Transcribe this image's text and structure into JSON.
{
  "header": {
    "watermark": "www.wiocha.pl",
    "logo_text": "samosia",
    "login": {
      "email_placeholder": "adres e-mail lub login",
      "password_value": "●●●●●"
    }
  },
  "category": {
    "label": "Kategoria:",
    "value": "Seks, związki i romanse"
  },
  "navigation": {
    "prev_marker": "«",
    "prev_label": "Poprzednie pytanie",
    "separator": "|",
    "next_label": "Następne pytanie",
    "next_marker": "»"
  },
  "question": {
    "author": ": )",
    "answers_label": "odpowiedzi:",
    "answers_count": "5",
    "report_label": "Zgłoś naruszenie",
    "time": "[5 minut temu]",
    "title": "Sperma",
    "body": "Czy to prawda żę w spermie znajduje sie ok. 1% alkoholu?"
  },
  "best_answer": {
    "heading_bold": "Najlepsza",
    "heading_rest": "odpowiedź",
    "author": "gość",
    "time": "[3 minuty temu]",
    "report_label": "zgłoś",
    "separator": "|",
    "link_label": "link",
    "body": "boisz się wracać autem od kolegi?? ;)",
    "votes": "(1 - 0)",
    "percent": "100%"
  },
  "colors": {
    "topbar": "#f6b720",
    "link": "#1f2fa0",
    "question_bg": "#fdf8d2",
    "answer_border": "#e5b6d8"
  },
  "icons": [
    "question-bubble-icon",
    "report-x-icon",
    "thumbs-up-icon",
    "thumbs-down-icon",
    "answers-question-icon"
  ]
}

* _GOAL_
The answer is a single number: how many lines include the word "pytanie"?

* _OUTPUT FOR THIS TASK_
2